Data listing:
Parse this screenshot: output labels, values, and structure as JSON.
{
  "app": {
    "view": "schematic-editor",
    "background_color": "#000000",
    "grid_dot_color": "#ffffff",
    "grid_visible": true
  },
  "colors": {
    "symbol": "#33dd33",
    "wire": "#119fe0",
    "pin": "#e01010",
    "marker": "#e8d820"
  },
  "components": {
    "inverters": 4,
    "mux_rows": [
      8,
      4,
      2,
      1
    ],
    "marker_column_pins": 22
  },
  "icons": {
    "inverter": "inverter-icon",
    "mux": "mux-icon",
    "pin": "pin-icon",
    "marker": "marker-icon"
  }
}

■ **YOUR GOAL**
Return every entry verbatim.

■ **THE REPLY**
Parse this screenshot: output labels, values, and structure as JSON.
{
  "app": {
    "view": "schematic-editor",
    "background_color": "#000000",
    "grid_dot_color": "#ffffff",
    "grid_visible": true
  },
  "colors": {
    "symbol": "#33dd33",
    "wire": "#119fe0",
    "pin": "#e01010",
    "marker": "#e8d820"
  },
  "components": {
    "inverters": 4,
    "mux_rows": [
      8,
      4,
      2,
      1
    ],
    "marker_column_pins": 22
  },
  "icons": {
    "inverter": "inverter-icon",
    "mux": "mux-icon",
    "pin": "pin-icon",
    "marker": "marker-icon"
  }
}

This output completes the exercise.